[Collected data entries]
....

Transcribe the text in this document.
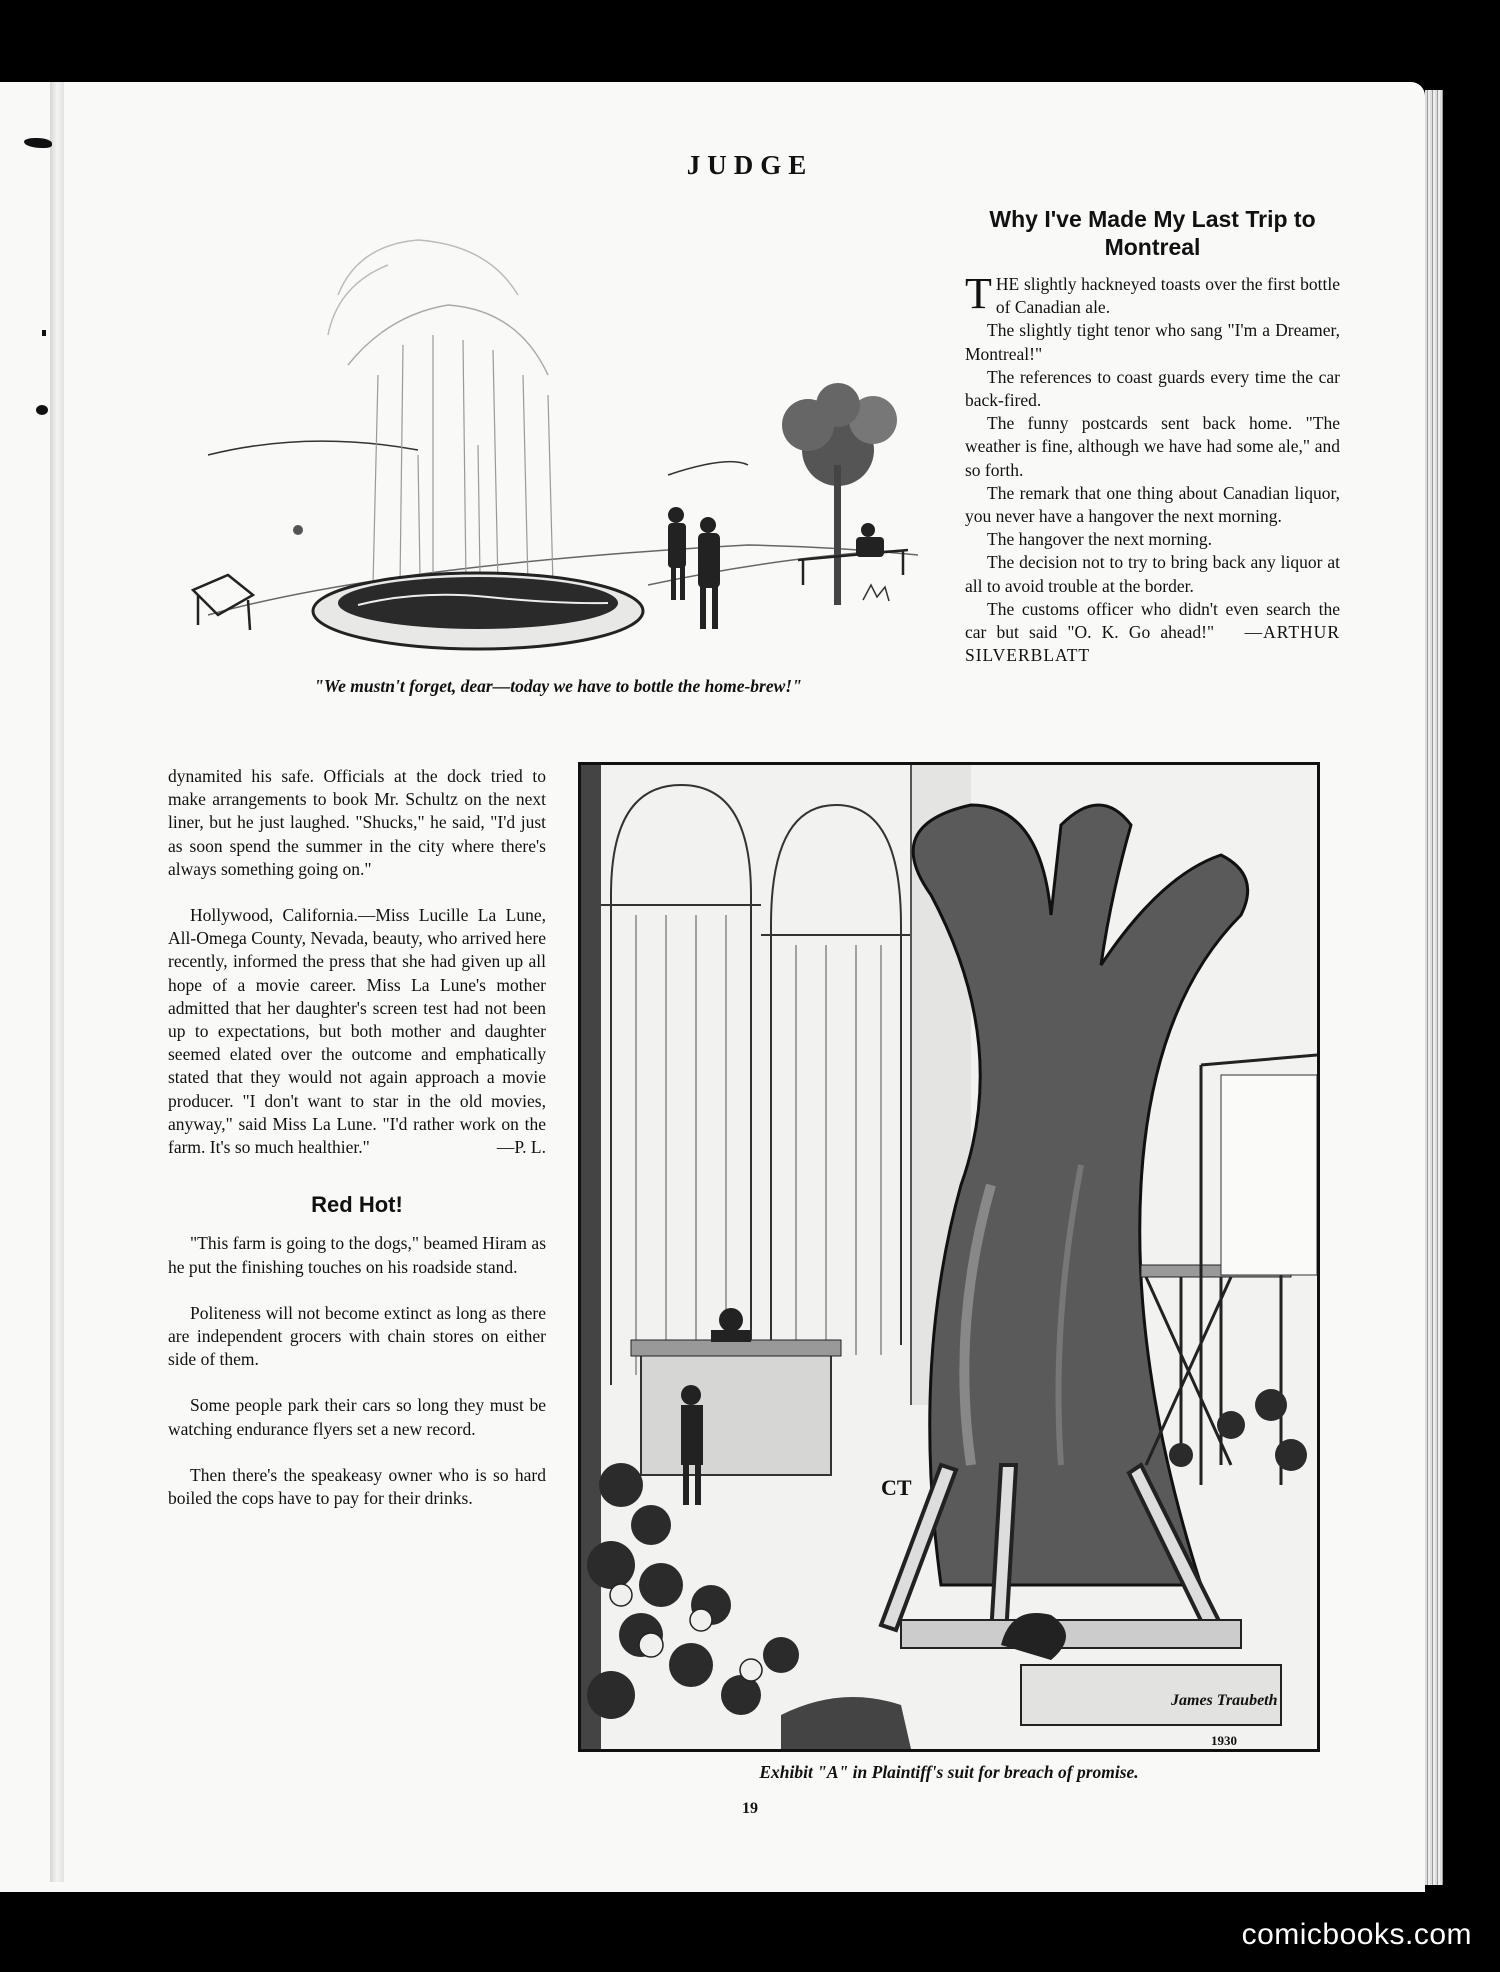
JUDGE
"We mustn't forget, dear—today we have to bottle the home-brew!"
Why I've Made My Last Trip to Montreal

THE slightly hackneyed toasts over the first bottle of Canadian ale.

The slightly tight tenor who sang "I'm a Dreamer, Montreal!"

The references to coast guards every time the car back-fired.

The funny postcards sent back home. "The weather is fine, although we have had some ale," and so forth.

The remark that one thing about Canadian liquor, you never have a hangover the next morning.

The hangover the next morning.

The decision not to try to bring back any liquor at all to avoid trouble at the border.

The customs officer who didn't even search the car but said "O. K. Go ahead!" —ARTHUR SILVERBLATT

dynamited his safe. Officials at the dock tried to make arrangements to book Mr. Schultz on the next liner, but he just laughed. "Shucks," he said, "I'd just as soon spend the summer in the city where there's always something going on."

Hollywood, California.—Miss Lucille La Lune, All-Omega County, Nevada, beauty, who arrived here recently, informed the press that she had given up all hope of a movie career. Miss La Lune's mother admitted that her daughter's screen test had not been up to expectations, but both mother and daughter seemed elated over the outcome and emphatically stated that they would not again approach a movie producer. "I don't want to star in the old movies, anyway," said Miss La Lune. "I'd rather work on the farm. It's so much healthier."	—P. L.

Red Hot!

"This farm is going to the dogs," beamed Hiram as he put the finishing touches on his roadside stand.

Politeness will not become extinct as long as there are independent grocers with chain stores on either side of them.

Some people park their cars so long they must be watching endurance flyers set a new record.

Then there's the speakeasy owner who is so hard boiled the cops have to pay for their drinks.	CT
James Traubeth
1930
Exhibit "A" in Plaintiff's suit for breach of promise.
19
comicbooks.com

....

**Objective**
Copy every line of the material in which the word "home" occurs.

**Answer**
"We mustn't forget, dear—today we have to bottle the home-brew!"
The funny postcards sent back home. "The weather is fine, although we have had some ale," and so forth.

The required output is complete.